- [WHAT YOU WILL DO]
Give back the full material, exactly as it reads.

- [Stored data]
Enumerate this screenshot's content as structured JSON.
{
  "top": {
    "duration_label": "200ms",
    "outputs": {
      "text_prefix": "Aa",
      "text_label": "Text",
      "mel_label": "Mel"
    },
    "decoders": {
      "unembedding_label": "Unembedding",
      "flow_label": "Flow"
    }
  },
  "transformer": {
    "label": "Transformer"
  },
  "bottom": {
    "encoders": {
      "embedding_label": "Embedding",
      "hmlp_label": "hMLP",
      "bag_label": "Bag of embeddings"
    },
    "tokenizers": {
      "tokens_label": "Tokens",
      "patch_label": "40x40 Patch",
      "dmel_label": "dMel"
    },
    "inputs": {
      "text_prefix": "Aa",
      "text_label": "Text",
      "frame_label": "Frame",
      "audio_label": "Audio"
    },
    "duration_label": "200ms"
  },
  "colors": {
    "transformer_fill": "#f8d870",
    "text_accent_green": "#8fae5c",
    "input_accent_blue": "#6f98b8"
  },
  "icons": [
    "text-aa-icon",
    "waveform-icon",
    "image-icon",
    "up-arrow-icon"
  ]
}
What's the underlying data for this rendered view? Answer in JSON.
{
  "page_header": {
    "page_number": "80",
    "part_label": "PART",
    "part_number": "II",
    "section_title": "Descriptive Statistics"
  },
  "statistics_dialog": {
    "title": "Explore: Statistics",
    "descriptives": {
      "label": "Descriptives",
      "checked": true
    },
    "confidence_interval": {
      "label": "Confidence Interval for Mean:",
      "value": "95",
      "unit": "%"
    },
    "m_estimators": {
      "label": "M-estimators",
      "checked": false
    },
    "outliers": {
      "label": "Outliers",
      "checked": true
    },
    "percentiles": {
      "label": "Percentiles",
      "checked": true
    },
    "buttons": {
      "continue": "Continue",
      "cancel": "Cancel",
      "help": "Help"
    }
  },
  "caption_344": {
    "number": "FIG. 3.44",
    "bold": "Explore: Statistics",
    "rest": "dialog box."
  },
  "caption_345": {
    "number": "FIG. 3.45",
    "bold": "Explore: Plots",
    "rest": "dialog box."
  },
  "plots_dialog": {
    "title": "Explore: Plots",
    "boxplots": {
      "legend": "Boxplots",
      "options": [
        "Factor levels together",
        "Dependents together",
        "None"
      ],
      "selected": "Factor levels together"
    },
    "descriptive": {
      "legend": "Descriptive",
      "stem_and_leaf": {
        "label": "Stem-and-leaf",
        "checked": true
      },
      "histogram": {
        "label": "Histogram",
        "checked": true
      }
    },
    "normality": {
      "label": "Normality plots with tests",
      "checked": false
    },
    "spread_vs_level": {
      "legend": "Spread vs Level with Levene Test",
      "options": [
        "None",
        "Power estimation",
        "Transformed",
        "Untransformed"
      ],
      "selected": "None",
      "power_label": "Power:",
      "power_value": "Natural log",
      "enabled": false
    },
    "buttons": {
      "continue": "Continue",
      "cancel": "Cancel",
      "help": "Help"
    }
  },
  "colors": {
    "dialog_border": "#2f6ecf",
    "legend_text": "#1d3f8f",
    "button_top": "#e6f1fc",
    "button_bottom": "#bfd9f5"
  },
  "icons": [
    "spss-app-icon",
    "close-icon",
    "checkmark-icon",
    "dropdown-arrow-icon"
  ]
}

- [THE RESULT]
Enumerate this screenshot's content as structured JSON.
{
  "top": {
    "duration_label": "200ms",
    "outputs": {
      "text_prefix": "Aa",
      "text_label": "Text",
      "mel_label": "Mel"
    },
    "decoders": {
      "unembedding_label": "Unembedding",
      "flow_label": "Flow"
    }
  },
  "transformer": {
    "label": "Transformer"
  },
  "bottom": {
    "encoders": {
      "embedding_label": "Embedding",
      "hmlp_label": "hMLP",
      "bag_label": "Bag of embeddings"
    },
    "tokenizers": {
      "tokens_label": "Tokens",
      "patch_label": "40x40 Patch",
      "dmel_label": "dMel"
    },
    "inputs": {
      "text_prefix": "Aa",
      "text_label": "Text",
      "frame_label": "Frame",
      "audio_label": "Audio"
    },
    "duration_label": "200ms"
  },
  "colors": {
    "transformer_fill": "#f8d870",
    "text_accent_green": "#8fae5c",
    "input_accent_blue": "#6f98b8"
  },
  "icons": [
    "text-aa-icon",
    "waveform-icon",
    "image-icon",
    "up-arrow-icon"
  ]
}
What's the underlying data for this rendered view? Answer in JSON.
{
  "page_header": {
    "page_number": "80",
    "part_label": "PART",
    "part_number": "II",
    "section_title": "Descriptive Statistics"
  },
  "statistics_dialog": {
    "title": "Explore: Statistics",
    "descriptives": {
      "label": "Descriptives",
      "checked": true
    },
    "confidence_interval": {
      "label": "Confidence Interval for Mean:",
      "value": "95",
      "unit": "%"
    },
    "m_estimators": {
      "label": "M-estimators",
      "checked": false
    },
    "outliers": {
      "label": "Outliers",
      "checked": true
    },
    "percentiles": {
      "label": "Percentiles",
      "checked": true
    },
    "buttons": {
      "continue": "Continue",
      "cancel": "Cancel",
      "help": "Help"
    }
  },
  "caption_344": {
    "number": "FIG. 3.44",
    "bold": "Explore: Statistics",
    "rest": "dialog box."
  },
  "caption_345": {
    "number": "FIG. 3.45",
    "bold": "Explore: Plots",
    "rest": "dialog box."
  },
  "plots_dialog": {
    "title": "Explore: Plots",
    "boxplots": {
      "legend": "Boxplots",
      "options": [
        "Factor levels together",
        "Dependents together",
        "None"
      ],
      "selected": "Factor levels together"
    },
    "descriptive": {
      "legend": "Descriptive",
      "stem_and_leaf": {
        "label": "Stem-and-leaf",
        "checked": true
      },
      "histogram": {
        "label": "Histogram",
        "checked": true
      }
    },
    "normality": {
      "label": "Normality plots with tests",
      "checked": false
    },
    "spread_vs_level": {
      "legend": "Spread vs Level with Levene Test",
      "options": [
        "None",
        "Power estimation",
        "Transformed",
        "Untransformed"
      ],
      "selected": "None",
      "power_label": "Power:",
      "power_value": "Natural log",
      "enabled": false
    },
    "buttons": {
      "continue": "Continue",
      "cancel": "Cancel",
      "help": "Help"
    }
  },
  "colors": {
    "dialog_border": "#2f6ecf",
    "legend_text": "#1d3f8f",
    "button_top": "#e6f1fc",
    "button_bottom": "#bfd9f5"
  },
  "icons": [
    "spss-app-icon",
    "close-icon",
    "checkmark-icon",
    "dropdown-arrow-icon"
  ]
}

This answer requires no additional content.